- _Information provided_
^^^^^^^^^^^^^^^^
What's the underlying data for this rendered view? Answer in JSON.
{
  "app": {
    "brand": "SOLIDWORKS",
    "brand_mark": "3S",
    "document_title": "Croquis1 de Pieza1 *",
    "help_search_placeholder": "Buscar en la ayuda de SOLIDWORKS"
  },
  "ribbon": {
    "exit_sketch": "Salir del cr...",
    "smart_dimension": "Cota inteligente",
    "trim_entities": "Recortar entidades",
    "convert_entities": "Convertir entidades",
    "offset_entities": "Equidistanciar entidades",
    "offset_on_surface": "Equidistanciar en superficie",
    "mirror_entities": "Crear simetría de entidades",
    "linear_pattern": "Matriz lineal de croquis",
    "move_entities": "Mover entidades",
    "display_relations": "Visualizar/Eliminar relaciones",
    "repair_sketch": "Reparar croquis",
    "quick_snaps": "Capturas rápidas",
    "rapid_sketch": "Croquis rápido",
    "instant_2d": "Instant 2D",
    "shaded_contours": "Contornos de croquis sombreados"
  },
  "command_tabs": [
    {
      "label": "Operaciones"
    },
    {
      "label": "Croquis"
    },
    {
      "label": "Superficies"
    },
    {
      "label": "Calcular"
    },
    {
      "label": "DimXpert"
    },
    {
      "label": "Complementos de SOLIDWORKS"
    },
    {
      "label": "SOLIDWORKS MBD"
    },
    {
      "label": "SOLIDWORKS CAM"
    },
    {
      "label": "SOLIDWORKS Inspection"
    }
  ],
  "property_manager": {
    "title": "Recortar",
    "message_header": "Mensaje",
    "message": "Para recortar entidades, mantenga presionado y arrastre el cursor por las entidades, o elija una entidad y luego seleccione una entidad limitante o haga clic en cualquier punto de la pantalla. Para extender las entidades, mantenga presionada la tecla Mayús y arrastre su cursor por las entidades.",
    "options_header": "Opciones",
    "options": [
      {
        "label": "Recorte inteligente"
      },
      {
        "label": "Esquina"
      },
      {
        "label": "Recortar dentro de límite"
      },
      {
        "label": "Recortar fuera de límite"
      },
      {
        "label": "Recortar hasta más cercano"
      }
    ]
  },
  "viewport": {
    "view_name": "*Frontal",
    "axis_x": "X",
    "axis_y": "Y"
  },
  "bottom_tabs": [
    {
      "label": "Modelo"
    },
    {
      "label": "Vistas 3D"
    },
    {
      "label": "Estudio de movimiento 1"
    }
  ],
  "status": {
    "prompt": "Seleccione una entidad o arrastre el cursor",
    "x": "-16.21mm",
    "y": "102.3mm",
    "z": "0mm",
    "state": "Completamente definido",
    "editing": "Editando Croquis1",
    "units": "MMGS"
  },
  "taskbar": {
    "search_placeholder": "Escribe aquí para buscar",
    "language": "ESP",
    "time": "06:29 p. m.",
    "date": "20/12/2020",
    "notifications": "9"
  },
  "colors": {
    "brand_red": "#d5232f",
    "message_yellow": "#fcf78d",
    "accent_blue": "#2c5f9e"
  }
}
^^^^^^^^^^^^^^^^
Please repeat the listing above in full and exactly.

- _Problem solution_
What's the underlying data for this rendered view? Answer in JSON.
{
  "app": {
    "brand": "SOLIDWORKS",
    "brand_mark": "3S",
    "document_title": "Croquis1 de Pieza1 *",
    "help_search_placeholder": "Buscar en la ayuda de SOLIDWORKS"
  },
  "ribbon": {
    "exit_sketch": "Salir del cr...",
    "smart_dimension": "Cota inteligente",
    "trim_entities": "Recortar entidades",
    "convert_entities": "Convertir entidades",
    "offset_entities": "Equidistanciar entidades",
    "offset_on_surface": "Equidistanciar en superficie",
    "mirror_entities": "Crear simetría de entidades",
    "linear_pattern": "Matriz lineal de croquis",
    "move_entities": "Mover entidades",
    "display_relations": "Visualizar/Eliminar relaciones",
    "repair_sketch": "Reparar croquis",
    "quick_snaps": "Capturas rápidas",
    "rapid_sketch": "Croquis rápido",
    "instant_2d": "Instant 2D",
    "shaded_contours": "Contornos de croquis sombreados"
  },
  "command_tabs": [
    {
      "label": "Operaciones"
    },
    {
      "label": "Croquis"
    },
    {
      "label": "Superficies"
    },
    {
      "label": "Calcular"
    },
    {
      "label": "DimXpert"
    },
    {
      "label": "Complementos de SOLIDWORKS"
    },
    {
      "label": "SOLIDWORKS MBD"
    },
    {
      "label": "SOLIDWORKS CAM"
    },
    {
      "label": "SOLIDWORKS Inspection"
    }
  ],
  "property_manager": {
    "title": "Recortar",
    "message_header": "Mensaje",
    "message": "Para recortar entidades, mantenga presionado y arrastre el cursor por las entidades, o elija una entidad y luego seleccione una entidad limitante o haga clic en cualquier punto de la pantalla. Para extender las entidades, mantenga presionada la tecla Mayús y arrastre su cursor por las entidades.",
    "options_header": "Opciones",
    "options": [
      {
        "label": "Recorte inteligente"
      },
      {
        "label": "Esquina"
      },
      {
        "label": "Recortar dentro de límite"
      },
      {
        "label": "Recortar fuera de límite"
      },
      {
        "label": "Recortar hasta más cercano"
      }
    ]
  },
  "viewport": {
    "view_name": "*Frontal",
    "axis_x": "X",
    "axis_y": "Y"
  },
  "bottom_tabs": [
    {
      "label": "Modelo"
    },
    {
      "label": "Vistas 3D"
    },
    {
      "label": "Estudio de movimiento 1"
    }
  ],
  "status": {
    "prompt": "Seleccione una entidad o arrastre el cursor",
    "x": "-16.21mm",
    "y": "102.3mm",
    "z": "0mm",
    "state": "Completamente definido",
    "editing": "Editando Croquis1",
    "units": "MMGS"
  },
  "taskbar": {
    "search_placeholder": "Escribe aquí para buscar",
    "language": "ESP",
    "time": "06:29 p. m.",
    "date": "20/12/2020",
    "notifications": "9"
  },
  "colors": {
    "brand_red": "#d5232f",
    "message_yellow": "#fcf78d",
    "accent_blue": "#2c5f9e"
  }
}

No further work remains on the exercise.